**Data provided**

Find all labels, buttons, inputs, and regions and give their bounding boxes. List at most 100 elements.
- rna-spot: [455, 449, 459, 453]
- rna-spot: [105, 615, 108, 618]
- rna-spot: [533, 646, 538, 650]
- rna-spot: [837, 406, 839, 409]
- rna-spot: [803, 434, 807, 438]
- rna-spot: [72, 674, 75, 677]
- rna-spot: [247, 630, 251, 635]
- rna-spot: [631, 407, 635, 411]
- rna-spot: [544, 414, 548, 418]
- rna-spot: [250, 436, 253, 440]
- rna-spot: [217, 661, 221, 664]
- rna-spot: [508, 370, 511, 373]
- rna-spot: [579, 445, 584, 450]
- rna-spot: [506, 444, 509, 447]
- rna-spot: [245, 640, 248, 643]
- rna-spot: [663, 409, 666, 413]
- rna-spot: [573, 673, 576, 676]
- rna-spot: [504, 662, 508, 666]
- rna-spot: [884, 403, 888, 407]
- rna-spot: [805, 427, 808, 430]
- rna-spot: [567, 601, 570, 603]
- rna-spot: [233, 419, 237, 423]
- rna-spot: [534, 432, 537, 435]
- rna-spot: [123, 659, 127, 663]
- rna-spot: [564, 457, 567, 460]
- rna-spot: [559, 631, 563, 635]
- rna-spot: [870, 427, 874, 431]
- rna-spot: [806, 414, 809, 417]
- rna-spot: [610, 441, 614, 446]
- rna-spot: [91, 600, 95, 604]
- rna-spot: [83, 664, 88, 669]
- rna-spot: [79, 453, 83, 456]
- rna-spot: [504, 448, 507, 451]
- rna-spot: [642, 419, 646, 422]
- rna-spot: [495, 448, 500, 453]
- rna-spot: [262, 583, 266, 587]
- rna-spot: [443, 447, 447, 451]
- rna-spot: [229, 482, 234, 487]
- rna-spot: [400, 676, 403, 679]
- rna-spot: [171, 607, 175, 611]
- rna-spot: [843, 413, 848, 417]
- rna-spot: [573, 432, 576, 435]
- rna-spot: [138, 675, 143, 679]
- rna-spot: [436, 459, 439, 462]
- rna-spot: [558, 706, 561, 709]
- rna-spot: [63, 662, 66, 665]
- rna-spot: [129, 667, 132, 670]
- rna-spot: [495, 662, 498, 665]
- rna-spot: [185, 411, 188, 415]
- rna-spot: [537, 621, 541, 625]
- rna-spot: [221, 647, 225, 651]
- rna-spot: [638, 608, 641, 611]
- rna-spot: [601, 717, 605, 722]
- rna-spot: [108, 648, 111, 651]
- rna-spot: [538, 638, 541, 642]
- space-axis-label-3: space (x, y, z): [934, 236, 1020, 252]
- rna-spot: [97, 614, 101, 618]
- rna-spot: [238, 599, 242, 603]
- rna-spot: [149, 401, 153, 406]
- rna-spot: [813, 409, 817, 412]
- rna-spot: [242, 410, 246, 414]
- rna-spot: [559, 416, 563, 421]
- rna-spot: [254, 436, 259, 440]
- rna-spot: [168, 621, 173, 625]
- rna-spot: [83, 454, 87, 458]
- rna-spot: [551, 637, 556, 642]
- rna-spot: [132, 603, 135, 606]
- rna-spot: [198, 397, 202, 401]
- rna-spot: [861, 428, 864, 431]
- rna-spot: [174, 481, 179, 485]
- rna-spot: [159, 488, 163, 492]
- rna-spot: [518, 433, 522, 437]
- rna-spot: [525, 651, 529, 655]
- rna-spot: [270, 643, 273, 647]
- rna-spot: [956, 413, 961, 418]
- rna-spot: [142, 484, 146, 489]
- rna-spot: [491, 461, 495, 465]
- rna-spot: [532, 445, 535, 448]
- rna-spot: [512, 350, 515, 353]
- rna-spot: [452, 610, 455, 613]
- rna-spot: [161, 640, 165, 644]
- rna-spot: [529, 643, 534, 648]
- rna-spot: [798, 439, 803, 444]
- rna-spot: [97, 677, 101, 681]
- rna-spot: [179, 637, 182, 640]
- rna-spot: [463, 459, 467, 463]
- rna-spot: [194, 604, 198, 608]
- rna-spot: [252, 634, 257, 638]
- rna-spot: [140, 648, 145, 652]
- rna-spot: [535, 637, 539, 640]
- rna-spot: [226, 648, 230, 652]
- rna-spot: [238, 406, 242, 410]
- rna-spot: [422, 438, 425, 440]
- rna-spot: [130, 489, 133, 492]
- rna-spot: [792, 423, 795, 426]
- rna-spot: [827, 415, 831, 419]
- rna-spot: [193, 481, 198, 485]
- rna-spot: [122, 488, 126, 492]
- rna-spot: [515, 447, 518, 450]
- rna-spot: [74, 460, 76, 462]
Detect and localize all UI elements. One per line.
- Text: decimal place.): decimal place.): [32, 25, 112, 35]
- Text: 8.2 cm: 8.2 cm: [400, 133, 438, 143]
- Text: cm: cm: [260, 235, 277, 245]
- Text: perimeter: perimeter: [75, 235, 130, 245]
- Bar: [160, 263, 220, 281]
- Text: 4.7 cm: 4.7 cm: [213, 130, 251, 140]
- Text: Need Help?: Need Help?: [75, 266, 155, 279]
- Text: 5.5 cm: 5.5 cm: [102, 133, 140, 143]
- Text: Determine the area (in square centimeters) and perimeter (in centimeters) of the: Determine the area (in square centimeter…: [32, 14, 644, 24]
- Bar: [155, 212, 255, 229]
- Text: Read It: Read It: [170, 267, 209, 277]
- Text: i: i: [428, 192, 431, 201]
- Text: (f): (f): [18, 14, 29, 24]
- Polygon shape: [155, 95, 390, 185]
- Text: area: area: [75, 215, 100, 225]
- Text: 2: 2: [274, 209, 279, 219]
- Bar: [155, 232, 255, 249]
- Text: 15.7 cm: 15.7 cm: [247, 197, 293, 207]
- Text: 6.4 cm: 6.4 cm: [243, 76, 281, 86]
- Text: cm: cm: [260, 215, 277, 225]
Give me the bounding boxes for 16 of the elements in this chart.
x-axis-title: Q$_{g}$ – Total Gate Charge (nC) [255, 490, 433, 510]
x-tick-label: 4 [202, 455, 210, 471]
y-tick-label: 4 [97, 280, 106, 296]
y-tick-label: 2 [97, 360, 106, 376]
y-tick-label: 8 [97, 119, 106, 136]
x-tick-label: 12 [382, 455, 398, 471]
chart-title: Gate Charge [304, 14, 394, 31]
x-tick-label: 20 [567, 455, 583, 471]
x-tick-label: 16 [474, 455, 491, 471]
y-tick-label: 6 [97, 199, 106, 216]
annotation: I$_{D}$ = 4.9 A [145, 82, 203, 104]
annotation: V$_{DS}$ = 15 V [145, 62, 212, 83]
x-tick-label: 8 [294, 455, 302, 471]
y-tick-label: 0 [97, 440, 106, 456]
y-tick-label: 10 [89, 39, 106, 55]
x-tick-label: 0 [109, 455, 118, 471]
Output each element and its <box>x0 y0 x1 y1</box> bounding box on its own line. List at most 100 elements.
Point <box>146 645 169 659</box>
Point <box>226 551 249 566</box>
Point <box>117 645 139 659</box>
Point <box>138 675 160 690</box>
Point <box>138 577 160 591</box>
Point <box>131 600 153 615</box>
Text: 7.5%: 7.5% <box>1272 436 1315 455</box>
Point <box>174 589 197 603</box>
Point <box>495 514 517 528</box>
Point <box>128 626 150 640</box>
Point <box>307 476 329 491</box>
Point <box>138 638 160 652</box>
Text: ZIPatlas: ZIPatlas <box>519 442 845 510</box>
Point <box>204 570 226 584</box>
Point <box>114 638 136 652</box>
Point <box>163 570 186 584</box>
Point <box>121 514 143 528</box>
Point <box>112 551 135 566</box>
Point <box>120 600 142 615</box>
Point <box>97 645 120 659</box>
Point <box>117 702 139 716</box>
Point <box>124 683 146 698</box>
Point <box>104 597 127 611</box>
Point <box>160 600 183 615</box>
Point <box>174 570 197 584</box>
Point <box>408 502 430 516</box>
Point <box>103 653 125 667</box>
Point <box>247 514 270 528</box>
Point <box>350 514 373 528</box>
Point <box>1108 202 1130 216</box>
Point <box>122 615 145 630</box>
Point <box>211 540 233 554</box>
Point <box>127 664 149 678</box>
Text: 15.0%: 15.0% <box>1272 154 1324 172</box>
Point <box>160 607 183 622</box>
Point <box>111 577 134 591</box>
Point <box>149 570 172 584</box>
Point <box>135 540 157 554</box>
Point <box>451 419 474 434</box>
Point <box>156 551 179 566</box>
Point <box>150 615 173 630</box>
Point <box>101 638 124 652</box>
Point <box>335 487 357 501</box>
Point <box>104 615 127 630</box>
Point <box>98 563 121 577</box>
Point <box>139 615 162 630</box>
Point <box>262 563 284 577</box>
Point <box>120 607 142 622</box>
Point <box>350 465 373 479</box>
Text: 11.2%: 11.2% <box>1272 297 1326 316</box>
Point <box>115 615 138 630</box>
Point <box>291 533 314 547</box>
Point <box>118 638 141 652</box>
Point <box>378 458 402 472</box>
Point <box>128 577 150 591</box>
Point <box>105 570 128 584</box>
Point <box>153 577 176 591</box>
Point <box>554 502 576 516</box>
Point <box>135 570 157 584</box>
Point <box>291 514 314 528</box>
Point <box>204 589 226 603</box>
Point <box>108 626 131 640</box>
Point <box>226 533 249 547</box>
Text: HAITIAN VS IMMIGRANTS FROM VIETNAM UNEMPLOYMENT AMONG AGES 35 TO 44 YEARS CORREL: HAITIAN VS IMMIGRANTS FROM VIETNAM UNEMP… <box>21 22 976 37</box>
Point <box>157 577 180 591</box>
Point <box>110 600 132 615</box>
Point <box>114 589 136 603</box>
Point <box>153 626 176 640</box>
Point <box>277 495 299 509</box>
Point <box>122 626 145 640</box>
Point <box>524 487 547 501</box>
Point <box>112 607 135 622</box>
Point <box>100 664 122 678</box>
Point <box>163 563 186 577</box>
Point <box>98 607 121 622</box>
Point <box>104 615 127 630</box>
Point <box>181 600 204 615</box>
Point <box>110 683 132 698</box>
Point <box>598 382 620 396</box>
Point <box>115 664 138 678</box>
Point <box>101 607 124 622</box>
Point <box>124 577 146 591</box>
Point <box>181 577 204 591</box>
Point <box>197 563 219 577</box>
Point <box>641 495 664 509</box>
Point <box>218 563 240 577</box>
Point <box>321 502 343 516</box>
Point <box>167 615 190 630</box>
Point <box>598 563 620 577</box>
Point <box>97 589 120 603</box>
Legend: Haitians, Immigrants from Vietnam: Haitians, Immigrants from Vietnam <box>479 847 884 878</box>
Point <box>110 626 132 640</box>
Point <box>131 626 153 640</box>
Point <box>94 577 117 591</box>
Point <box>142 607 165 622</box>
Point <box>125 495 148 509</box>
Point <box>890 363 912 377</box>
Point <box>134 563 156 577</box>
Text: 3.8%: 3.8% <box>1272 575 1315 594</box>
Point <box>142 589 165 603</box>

**Written instruction**
Rewrite the data from its first line through the line that contains "- rna-spot: [247, 630, 251, 635]", replacing "bounding boxes" with "coordinates" and keeping everything else the same.

**Complete output**
Find all labels, buttons, inputs, and regions and give their coordinates. List at most 100 elements.
- rna-spot: [455, 449, 459, 453]
- rna-spot: [105, 615, 108, 618]
- rna-spot: [533, 646, 538, 650]
- rna-spot: [837, 406, 839, 409]
- rna-spot: [803, 434, 807, 438]
- rna-spot: [72, 674, 75, 677]
- rna-spot: [247, 630, 251, 635]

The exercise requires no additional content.